**WHAT THIS TASK INVOLVES:** Output every line exactly as written. Leave out pictures.
******************************
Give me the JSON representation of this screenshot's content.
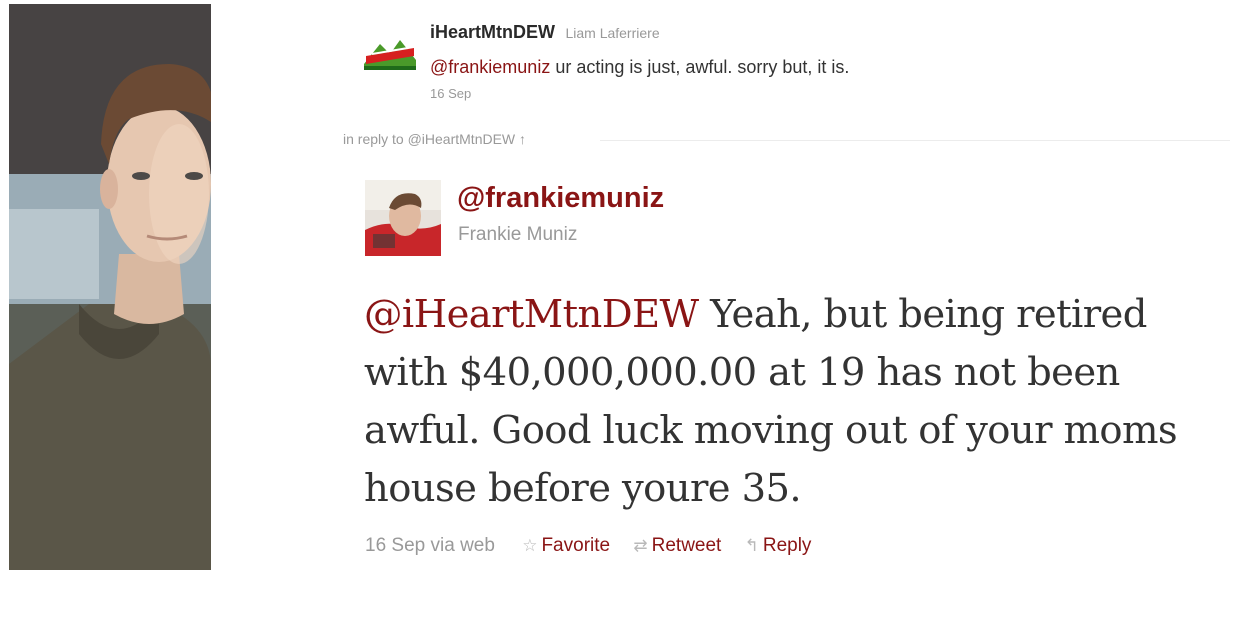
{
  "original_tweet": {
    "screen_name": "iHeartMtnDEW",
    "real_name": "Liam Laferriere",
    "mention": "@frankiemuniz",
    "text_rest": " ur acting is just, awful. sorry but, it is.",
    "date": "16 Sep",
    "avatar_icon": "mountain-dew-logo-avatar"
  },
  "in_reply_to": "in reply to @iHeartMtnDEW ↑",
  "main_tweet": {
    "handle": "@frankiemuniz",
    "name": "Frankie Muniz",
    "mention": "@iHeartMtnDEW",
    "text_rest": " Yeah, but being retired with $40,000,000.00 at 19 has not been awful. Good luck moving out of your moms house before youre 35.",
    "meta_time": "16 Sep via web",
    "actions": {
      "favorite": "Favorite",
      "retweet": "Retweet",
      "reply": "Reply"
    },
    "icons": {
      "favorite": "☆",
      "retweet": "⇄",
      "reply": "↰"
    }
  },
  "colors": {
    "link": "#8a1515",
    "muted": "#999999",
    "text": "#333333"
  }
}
******************************
**WRITTEN SOLUTION:**
Give me the JSON representation of this screenshot's content.
{
  "original_tweet": {
    "screen_name": "iHeartMtnDEW",
    "real_name": "Liam Laferriere",
    "mention": "@frankiemuniz",
    "text_rest": " ur acting is just, awful. sorry but, it is.",
    "date": "16 Sep",
    "avatar_icon": "mountain-dew-logo-avatar"
  },
  "in_reply_to": "in reply to @iHeartMtnDEW ↑",
  "main_tweet": {
    "handle": "@frankiemuniz",
    "name": "Frankie Muniz",
    "mention": "@iHeartMtnDEW",
    "text_rest": " Yeah, but being retired with $40,000,000.00 at 19 has not been awful. Good luck moving out of your moms house before youre 35.",
    "meta_time": "16 Sep via web",
    "actions": {
      "favorite": "Favorite",
      "retweet": "Retweet",
      "reply": "Reply"
    },
    "icons": {
      "favorite": "☆",
      "retweet": "⇄",
      "reply": "↰"
    }
  },
  "colors": {
    "link": "#8a1515",
    "muted": "#999999",
    "text": "#333333"
  }
}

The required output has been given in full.